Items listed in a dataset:
[START]

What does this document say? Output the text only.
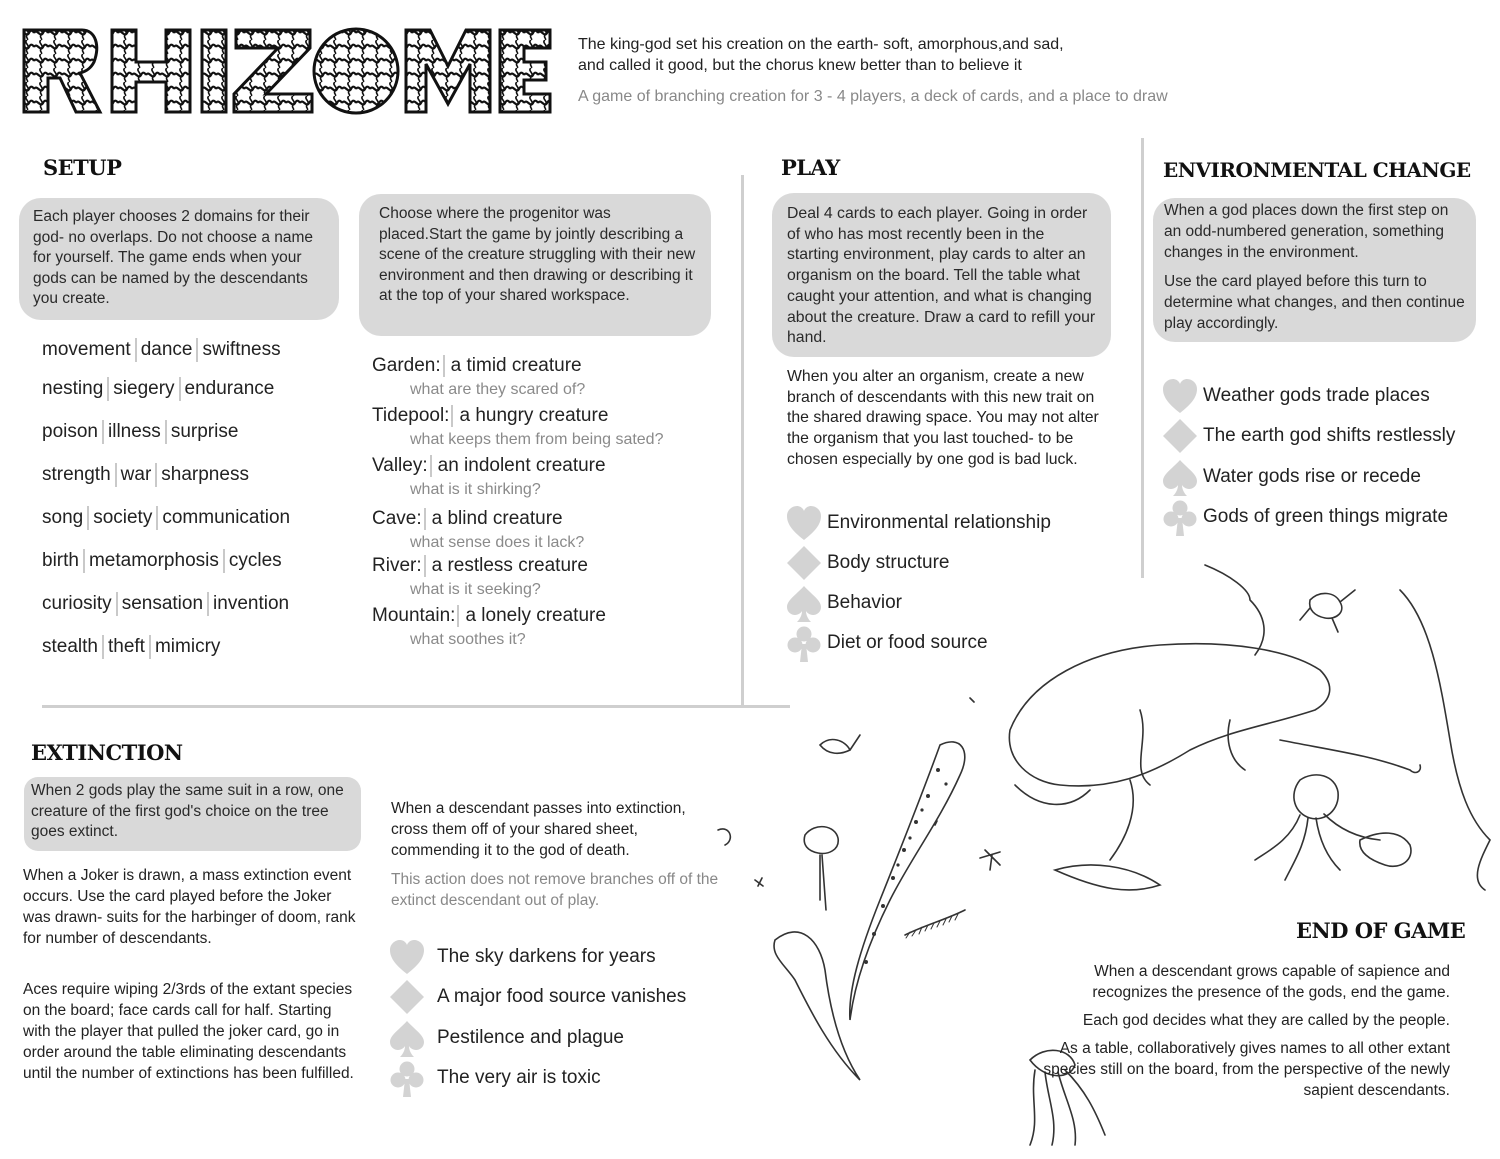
The king-god set his creation on the earth- soft, amorphous,and sad,
and called it good, but the chorus knew better than to believe it
A game of branching creation for 3 - 4 players, a deck of cards, and a place to draw
SETUP
Each player chooses 2 domains for their god- no overlaps. Do not choose a name for yourself. The game ends when your gods can be named by the descendants you create.
Choose where the progenitor was placed.Start the game by jointly describing a scene of the creature struggling with their new environment and then drawing or describing it at the top of your shared workspace.
movement dance swiftness
nesting siegery endurance
poison illness surprise
strength war sharpness
song society communication
birth metamorphosis cycles
curiosity sensation invention
stealth theft mimicry
Garden: a timid creature
what are they scared of?
Tidepool: a hungry creature
what keeps them from being sated?
Valley: an indolent creature
what is it shirking?
Cave: a blind creature
what sense does it lack?
River: a restless creature
what is it seeking?
Mountain: a lonely creature
what soothes it?
PLAY
Deal 4 cards to each player. Going in order of who has most recently been in the starting environment, play cards to alter an organism on the board. Tell the table what caught your attention, and what is changing about the creature. Draw a card to refill your hand.
When you alter an organism, create a new branch of descendants with this new trait on the shared drawing space. You may not alter the organism that you last touched- to be chosen especially by one god is bad luck.
Environmental relationship
Body structure
Behavior
Diet or food source
ENVIRONMENTAL CHANGE
When a god places down the first step on an odd-numbered generation, something changes in the environment.
Use the card played before this turn to determine what changes, and then continue play accordingly.
Weather gods trade places
The earth god shifts restlessly
Water gods rise or recede
Gods of green things migrate
EXTINCTION
When 2 gods play the same suit in a row, one creature of the first god's choice on the tree goes extinct.
When a Joker is drawn, a mass extinction event occurs. Use the card played before the Joker was drawn- suits for the harbinger of doom, rank for number of descendants.
Aces require wiping 2/3rds of the extant species on the board; face cards call for half. Starting with the player that pulled the joker card, go in order around the table eliminating descendants until the number of extinctions has been fulfilled.
When a descendant passes into extinction, cross them off of your shared sheet, commending it to the god of death.
This action does not remove branches off of the extinct descendant out of play.
The sky darkens for years
A major food source vanishes
Pestilence and plague
The very air is toxic
END OF GAME
When a descendant grows capable of sapience and recognizes the presence of the gods, end the game.
Each god decides what they are called by the people.
As a table, collaboratively gives names to all other extant species still on the board, from the perspective of the newly sapient descendants.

[END]

--- WHAT YOU SHOULD DO ---
Go through the lines above. Select every one that has the string "before".

--- THE OUTPUT ---
Use the card played before this turn to determine what changes, and then continue play accordingly.
When a Joker is drawn, a mass extinction event occurs. Use the card played before the Joker was drawn- suits for the harbinger of doom, rank for number of descendants.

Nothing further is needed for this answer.